### Exercise
Return all lines that include the string "JSON".

### Listed entries

------------------------------

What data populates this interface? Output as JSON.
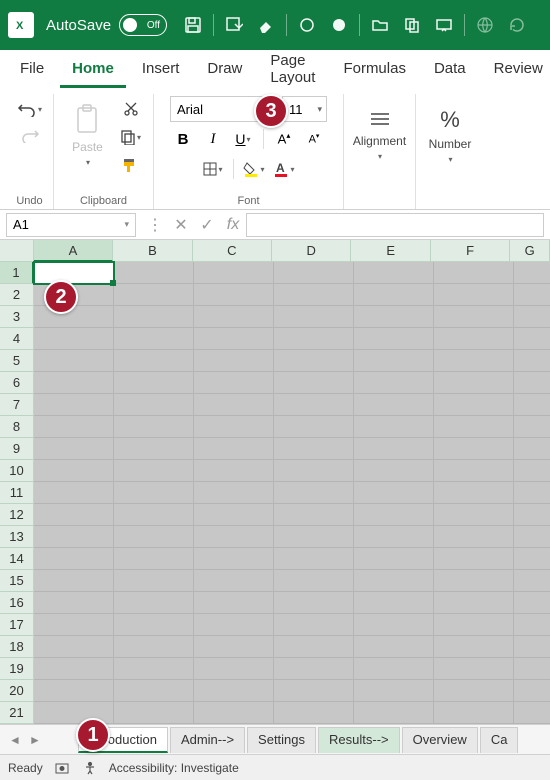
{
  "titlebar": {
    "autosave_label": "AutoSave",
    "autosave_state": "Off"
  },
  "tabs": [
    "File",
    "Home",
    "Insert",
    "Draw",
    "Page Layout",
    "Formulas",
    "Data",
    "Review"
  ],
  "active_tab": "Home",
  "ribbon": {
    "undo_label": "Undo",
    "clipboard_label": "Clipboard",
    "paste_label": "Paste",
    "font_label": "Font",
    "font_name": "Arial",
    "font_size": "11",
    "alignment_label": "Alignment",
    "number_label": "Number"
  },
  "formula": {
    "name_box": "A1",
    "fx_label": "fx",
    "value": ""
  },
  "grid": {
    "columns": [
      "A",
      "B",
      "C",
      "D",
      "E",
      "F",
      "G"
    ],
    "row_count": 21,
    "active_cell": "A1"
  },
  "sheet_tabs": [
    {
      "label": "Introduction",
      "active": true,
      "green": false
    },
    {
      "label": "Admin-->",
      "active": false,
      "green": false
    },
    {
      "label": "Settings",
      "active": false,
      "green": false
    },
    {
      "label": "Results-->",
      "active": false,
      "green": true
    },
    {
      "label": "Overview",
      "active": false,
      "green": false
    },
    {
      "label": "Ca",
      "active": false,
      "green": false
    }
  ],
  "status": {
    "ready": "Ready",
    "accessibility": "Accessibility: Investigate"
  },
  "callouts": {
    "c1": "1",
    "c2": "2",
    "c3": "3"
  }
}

------------------------------

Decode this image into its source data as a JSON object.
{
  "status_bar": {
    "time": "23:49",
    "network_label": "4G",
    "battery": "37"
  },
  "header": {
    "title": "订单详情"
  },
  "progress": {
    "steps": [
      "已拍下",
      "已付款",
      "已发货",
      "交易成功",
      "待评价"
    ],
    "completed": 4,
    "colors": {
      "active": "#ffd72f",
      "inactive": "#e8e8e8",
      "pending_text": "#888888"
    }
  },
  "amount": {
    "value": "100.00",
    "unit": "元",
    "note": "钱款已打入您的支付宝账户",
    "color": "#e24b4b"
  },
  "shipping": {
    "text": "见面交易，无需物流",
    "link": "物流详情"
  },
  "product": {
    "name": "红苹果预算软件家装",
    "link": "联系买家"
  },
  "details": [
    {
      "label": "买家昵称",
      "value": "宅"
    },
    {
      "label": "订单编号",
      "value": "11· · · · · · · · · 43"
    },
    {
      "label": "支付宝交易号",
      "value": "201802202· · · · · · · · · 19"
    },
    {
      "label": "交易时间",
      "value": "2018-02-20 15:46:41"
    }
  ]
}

------------------------------

### Exercise solution
What data populates this interface? Output as JSON.
Decode this image into its source data as a JSON object.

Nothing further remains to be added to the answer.